SHORT TASK: Gather up the lines with the word "data" in them.

RECORDS FOR PROCESSING:

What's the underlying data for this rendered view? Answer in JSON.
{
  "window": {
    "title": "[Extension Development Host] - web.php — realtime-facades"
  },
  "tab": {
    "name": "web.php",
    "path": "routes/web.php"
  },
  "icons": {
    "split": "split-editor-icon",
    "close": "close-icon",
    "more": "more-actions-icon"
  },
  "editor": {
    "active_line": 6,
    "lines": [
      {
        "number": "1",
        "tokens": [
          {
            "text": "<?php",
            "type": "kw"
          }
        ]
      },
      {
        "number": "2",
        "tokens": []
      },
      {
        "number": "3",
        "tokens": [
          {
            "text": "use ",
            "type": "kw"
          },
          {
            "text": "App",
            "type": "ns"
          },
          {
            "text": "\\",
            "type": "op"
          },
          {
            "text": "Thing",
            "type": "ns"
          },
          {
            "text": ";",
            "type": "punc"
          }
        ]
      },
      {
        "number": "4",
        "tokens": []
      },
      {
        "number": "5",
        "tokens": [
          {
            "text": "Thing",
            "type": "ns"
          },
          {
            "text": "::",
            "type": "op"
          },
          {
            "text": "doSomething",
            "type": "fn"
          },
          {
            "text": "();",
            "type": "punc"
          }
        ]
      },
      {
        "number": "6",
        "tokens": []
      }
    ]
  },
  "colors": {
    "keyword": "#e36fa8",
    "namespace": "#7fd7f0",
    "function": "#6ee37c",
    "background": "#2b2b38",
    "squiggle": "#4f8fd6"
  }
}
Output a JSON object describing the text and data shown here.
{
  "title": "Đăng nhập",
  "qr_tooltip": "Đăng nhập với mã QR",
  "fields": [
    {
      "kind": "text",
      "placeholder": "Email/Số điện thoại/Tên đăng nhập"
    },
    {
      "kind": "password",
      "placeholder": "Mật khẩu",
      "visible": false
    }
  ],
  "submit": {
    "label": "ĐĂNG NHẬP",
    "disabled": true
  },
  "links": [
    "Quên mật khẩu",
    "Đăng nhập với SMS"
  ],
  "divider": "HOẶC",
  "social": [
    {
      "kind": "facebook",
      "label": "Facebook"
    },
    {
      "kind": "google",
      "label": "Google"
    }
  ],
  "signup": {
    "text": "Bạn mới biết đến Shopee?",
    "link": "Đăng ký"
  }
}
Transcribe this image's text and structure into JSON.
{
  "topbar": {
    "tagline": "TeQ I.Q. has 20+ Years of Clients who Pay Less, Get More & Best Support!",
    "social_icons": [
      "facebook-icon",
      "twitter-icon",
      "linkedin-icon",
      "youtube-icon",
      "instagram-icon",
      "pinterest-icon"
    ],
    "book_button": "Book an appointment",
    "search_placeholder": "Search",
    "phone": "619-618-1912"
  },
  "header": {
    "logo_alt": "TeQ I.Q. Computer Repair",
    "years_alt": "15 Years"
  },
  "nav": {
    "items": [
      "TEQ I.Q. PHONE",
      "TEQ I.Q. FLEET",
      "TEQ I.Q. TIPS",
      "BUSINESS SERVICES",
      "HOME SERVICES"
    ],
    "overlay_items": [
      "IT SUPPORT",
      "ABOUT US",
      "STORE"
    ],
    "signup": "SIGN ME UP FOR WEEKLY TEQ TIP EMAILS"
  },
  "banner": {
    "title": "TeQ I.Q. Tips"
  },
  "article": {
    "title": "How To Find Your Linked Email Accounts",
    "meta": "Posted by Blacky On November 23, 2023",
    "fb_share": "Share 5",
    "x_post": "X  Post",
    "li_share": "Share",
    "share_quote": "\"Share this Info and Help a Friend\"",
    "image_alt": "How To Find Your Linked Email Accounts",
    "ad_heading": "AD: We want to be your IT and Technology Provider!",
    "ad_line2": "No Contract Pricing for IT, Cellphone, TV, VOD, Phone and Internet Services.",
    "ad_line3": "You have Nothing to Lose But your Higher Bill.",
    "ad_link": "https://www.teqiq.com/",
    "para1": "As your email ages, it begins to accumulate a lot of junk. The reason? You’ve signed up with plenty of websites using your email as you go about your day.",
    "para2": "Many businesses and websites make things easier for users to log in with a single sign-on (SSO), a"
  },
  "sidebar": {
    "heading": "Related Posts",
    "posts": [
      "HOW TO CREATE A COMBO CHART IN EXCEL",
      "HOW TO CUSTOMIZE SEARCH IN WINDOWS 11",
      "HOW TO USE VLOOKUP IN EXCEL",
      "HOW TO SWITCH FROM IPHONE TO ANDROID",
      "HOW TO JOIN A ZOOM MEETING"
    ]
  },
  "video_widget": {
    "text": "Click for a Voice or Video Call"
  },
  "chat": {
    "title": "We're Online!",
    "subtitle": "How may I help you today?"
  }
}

REPLY TO THE TASK:
What's the underlying data for this rendered view? Answer in JSON.
Output a JSON object describing the text and data shown here.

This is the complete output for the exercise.